- What is needed -
Pull every line of the entries that has the word "Service".

-- Information supplied start --

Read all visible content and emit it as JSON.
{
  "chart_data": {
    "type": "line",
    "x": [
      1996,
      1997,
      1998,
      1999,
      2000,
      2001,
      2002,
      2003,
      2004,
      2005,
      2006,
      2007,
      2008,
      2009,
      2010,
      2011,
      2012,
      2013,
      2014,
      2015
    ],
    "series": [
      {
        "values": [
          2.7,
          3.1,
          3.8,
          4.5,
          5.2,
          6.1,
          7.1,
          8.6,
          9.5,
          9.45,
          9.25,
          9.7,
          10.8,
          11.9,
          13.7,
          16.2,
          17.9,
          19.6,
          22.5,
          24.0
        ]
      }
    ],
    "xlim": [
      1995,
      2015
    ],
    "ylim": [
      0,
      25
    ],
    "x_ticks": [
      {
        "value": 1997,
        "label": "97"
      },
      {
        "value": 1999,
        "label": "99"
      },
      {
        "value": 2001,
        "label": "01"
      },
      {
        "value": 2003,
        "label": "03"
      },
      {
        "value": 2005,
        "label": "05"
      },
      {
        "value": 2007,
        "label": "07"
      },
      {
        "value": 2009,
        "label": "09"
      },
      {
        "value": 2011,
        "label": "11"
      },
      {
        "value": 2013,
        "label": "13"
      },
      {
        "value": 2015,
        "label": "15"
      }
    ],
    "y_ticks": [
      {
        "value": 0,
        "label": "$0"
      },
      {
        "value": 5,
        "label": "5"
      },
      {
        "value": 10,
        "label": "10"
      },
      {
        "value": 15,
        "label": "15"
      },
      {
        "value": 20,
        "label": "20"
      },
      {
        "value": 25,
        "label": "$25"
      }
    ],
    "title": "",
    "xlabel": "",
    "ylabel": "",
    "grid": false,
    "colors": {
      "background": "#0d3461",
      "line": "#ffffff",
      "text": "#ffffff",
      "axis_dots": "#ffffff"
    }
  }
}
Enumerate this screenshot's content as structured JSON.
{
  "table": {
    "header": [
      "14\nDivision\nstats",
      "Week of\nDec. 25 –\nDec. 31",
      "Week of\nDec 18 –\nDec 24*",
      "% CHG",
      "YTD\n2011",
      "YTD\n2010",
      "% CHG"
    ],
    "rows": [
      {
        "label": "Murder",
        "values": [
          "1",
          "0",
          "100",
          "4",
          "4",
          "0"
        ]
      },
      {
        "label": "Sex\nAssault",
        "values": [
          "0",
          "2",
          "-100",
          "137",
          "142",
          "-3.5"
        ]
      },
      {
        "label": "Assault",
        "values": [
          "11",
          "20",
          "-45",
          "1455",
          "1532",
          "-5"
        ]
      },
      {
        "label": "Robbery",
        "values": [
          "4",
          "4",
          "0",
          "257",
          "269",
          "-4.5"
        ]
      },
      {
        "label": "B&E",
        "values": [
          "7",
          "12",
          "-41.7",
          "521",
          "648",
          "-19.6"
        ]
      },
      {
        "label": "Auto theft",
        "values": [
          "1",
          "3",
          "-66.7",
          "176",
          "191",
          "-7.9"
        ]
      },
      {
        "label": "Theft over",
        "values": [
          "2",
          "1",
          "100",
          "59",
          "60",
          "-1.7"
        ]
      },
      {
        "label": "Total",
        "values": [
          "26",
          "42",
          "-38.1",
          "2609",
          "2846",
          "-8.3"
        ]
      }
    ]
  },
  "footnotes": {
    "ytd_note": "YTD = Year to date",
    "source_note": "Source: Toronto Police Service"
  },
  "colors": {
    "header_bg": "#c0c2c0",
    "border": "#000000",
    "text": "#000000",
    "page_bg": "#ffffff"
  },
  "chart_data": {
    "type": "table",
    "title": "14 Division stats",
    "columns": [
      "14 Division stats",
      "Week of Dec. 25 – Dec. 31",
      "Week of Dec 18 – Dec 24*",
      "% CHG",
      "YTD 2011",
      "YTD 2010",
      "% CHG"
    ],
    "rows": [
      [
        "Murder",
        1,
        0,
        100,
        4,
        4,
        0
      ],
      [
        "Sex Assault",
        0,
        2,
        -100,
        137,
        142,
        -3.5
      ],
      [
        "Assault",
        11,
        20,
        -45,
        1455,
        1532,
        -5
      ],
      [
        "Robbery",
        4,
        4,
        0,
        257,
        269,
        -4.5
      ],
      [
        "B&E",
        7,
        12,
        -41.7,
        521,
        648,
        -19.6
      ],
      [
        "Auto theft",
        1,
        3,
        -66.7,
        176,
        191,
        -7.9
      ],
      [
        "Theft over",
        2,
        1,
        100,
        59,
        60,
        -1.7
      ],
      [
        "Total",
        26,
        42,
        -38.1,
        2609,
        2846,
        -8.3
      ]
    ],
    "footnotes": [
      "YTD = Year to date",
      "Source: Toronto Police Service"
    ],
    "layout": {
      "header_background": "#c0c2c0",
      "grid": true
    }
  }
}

-- Information supplied end --
-- Information supplied start --

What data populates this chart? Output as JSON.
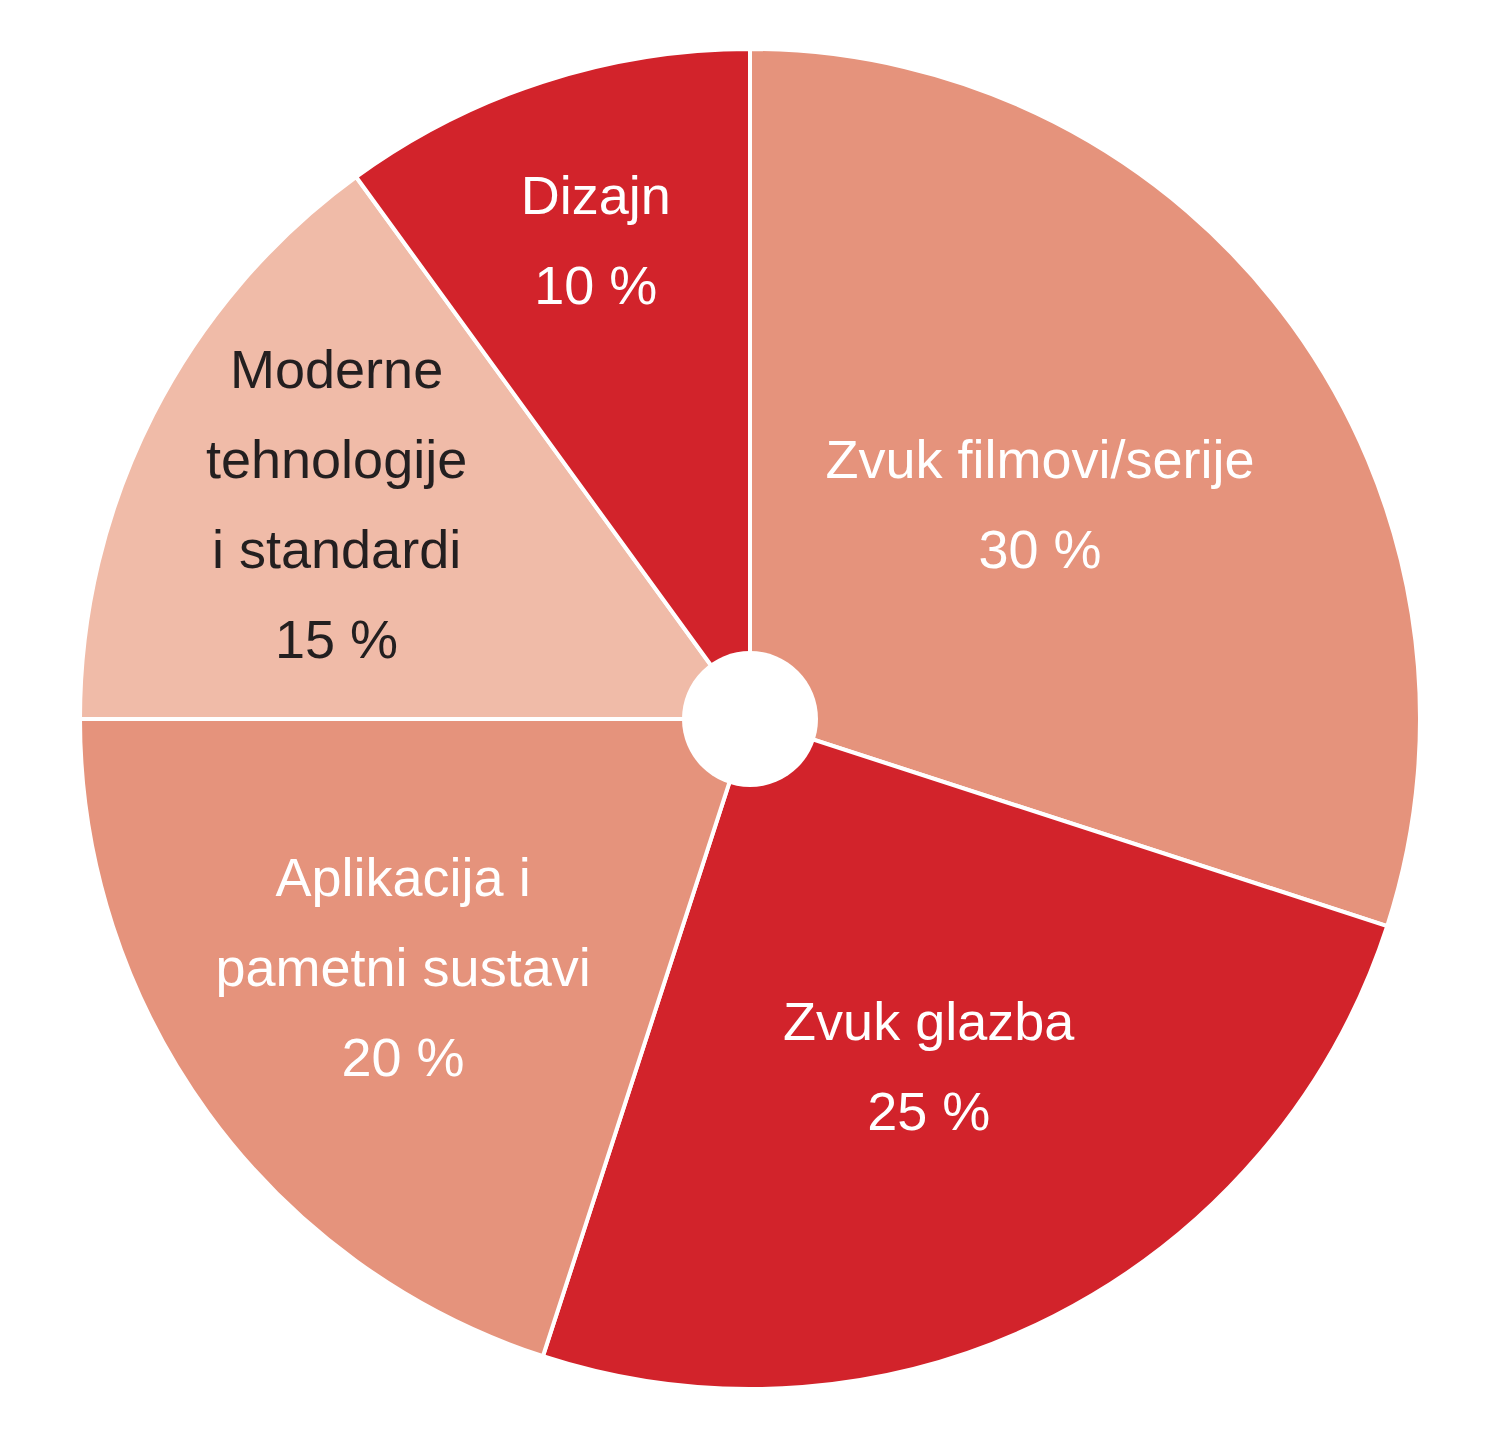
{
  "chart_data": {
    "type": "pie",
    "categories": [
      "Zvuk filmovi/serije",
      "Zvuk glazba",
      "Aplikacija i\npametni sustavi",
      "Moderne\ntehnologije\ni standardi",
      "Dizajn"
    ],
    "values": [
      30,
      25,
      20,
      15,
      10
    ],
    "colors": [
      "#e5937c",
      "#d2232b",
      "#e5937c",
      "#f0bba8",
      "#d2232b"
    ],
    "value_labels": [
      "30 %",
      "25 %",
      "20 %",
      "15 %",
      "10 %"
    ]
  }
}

-- Information supplied end --

- Final result -
    "source_note": "Source: Toronto Police Service"
      "Source: Toronto Police Service"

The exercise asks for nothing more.